▸ **PROBLEM DETAILS**: Can you copy every line of this listing verbatim?
— begin DATASET EXTRACT —
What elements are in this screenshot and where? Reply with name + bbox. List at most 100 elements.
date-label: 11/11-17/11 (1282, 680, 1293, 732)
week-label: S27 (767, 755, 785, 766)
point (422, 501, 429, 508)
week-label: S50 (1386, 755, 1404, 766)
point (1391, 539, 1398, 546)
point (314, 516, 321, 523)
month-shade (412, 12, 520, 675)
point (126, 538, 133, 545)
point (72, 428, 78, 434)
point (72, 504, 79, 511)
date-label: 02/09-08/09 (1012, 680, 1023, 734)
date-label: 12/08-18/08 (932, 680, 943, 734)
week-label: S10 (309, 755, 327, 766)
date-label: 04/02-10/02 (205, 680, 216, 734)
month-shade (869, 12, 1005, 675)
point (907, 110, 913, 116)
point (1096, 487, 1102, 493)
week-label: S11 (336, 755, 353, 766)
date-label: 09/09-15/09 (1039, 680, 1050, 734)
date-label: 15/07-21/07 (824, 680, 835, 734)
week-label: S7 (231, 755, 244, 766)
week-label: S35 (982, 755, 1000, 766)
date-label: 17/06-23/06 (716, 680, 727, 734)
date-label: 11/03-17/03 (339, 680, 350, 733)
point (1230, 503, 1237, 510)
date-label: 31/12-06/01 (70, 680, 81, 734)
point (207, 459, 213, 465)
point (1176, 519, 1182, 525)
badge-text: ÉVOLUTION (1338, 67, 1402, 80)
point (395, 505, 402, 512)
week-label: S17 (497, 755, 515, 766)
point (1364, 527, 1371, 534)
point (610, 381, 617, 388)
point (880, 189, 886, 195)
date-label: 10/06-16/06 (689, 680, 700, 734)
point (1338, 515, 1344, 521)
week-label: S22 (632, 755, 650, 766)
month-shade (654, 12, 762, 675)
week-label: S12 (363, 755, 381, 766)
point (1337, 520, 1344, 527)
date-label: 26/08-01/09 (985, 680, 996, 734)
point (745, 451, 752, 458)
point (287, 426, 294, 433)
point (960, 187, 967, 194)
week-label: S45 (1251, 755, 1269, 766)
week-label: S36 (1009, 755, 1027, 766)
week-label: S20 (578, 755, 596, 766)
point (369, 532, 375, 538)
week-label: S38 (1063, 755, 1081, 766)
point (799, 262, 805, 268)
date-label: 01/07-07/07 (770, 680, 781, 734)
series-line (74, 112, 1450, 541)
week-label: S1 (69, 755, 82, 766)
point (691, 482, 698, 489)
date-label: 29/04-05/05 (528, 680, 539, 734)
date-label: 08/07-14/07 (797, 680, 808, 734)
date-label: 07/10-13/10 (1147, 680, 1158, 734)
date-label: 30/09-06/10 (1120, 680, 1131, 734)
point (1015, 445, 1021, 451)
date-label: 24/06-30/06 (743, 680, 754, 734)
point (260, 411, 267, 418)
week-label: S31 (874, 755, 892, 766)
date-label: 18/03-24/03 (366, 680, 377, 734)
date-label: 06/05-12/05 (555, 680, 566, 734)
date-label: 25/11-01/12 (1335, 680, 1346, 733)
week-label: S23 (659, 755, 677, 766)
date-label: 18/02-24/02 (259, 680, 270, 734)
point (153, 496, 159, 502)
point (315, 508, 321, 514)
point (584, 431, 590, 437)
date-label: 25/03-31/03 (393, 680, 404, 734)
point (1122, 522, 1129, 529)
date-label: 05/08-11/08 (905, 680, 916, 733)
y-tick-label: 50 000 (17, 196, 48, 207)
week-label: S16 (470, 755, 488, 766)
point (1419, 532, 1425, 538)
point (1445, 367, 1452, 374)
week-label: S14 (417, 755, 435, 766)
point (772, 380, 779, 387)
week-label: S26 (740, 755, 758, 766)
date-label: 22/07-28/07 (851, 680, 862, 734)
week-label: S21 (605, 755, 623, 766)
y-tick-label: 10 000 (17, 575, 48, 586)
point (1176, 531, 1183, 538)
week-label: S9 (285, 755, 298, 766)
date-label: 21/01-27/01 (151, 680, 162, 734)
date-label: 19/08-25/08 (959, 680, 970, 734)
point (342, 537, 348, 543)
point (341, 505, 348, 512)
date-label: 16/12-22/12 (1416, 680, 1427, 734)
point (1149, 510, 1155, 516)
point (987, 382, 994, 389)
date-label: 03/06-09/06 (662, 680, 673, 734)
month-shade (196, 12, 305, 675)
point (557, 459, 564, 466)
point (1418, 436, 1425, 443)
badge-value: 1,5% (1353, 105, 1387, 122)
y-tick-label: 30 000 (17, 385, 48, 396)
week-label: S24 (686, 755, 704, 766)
— end DATASET EXTRACT —
▸ **REPLY**:
What elements are in this screenshot and where? Reply with name + bbox. List at most 100 elements.
date-label: 11/11-17/11 (1282, 680, 1293, 732)
week-label: S27 (767, 755, 785, 766)
point (422, 501, 429, 508)
week-label: S50 (1386, 755, 1404, 766)
point (1391, 539, 1398, 546)
point (314, 516, 321, 523)
month-shade (412, 12, 520, 675)
point (126, 538, 133, 545)
point (72, 428, 78, 434)
point (72, 504, 79, 511)
date-label: 02/09-08/09 (1012, 680, 1023, 734)
date-label: 12/08-18/08 (932, 680, 943, 734)
week-label: S10 (309, 755, 327, 766)
date-label: 04/02-10/02 (205, 680, 216, 734)
month-shade (869, 12, 1005, 675)
point (907, 110, 913, 116)
point (1096, 487, 1102, 493)
week-label: S11 (336, 755, 353, 766)
date-label: 09/09-15/09 (1039, 680, 1050, 734)
date-label: 15/07-21/07 (824, 680, 835, 734)
week-label: S7 (231, 755, 244, 766)
week-label: S35 (982, 755, 1000, 766)
date-label: 17/06-23/06 (716, 680, 727, 734)
date-label: 11/03-17/03 (339, 680, 350, 733)
point (1230, 503, 1237, 510)
date-label: 31/12-06/01 (70, 680, 81, 734)
point (207, 459, 213, 465)
point (1176, 519, 1182, 525)
badge-text: ÉVOLUTION (1338, 67, 1402, 80)
point (395, 505, 402, 512)
week-label: S17 (497, 755, 515, 766)
point (1364, 527, 1371, 534)
point (610, 381, 617, 388)
point (880, 189, 886, 195)
date-label: 10/06-16/06 (689, 680, 700, 734)
point (1338, 515, 1344, 521)
week-label: S22 (632, 755, 650, 766)
month-shade (654, 12, 762, 675)
week-label: S12 (363, 755, 381, 766)
point (1337, 520, 1344, 527)
date-label: 26/08-01/09 (985, 680, 996, 734)
point (745, 451, 752, 458)
point (287, 426, 294, 433)
point (960, 187, 967, 194)
week-label: S45 (1251, 755, 1269, 766)
week-label: S36 (1009, 755, 1027, 766)
week-label: S20 (578, 755, 596, 766)
point (369, 532, 375, 538)
week-label: S38 (1063, 755, 1081, 766)
point (799, 262, 805, 268)
date-label: 01/07-07/07 (770, 680, 781, 734)
series-line (74, 112, 1450, 541)
week-label: S1 (69, 755, 82, 766)
point (691, 482, 698, 489)
date-label: 29/04-05/05 (528, 680, 539, 734)
date-label: 08/07-14/07 (797, 680, 808, 734)
date-label: 07/10-13/10 (1147, 680, 1158, 734)
date-label: 30/09-06/10 (1120, 680, 1131, 734)
point (1015, 445, 1021, 451)
date-label: 24/06-30/06 (743, 680, 754, 734)
point (260, 411, 267, 418)
week-label: S31 (874, 755, 892, 766)
date-label: 18/03-24/03 (366, 680, 377, 734)
date-label: 06/05-12/05 (555, 680, 566, 734)
date-label: 25/11-01/12 (1335, 680, 1346, 733)
week-label: S23 (659, 755, 677, 766)
date-label: 18/02-24/02 (259, 680, 270, 734)
point (153, 496, 159, 502)
point (315, 508, 321, 514)
point (584, 431, 590, 437)
date-label: 25/03-31/03 (393, 680, 404, 734)
point (1122, 522, 1129, 529)
date-label: 05/08-11/08 (905, 680, 916, 733)
y-tick-label: 50 000 (17, 196, 48, 207)
week-label: S16 (470, 755, 488, 766)
point (1419, 532, 1425, 538)
point (1445, 367, 1452, 374)
week-label: S14 (417, 755, 435, 766)
point (772, 380, 779, 387)
week-label: S26 (740, 755, 758, 766)
date-label: 22/07-28/07 (851, 680, 862, 734)
week-label: S21 (605, 755, 623, 766)
y-tick-label: 10 000 (17, 575, 48, 586)
point (1176, 531, 1183, 538)
week-label: S9 (285, 755, 298, 766)
date-label: 21/01-27/01 (151, 680, 162, 734)
date-label: 19/08-25/08 (959, 680, 970, 734)
point (342, 537, 348, 543)
point (341, 505, 348, 512)
date-label: 16/12-22/12 (1416, 680, 1427, 734)
point (1149, 510, 1155, 516)
point (987, 382, 994, 389)
date-label: 03/06-09/06 (662, 680, 673, 734)
month-shade (196, 12, 305, 675)
point (557, 459, 564, 466)
point (1418, 436, 1425, 443)
badge-value: 1,5% (1353, 105, 1387, 122)
y-tick-label: 30 000 (17, 385, 48, 396)
week-label: S24 (686, 755, 704, 766)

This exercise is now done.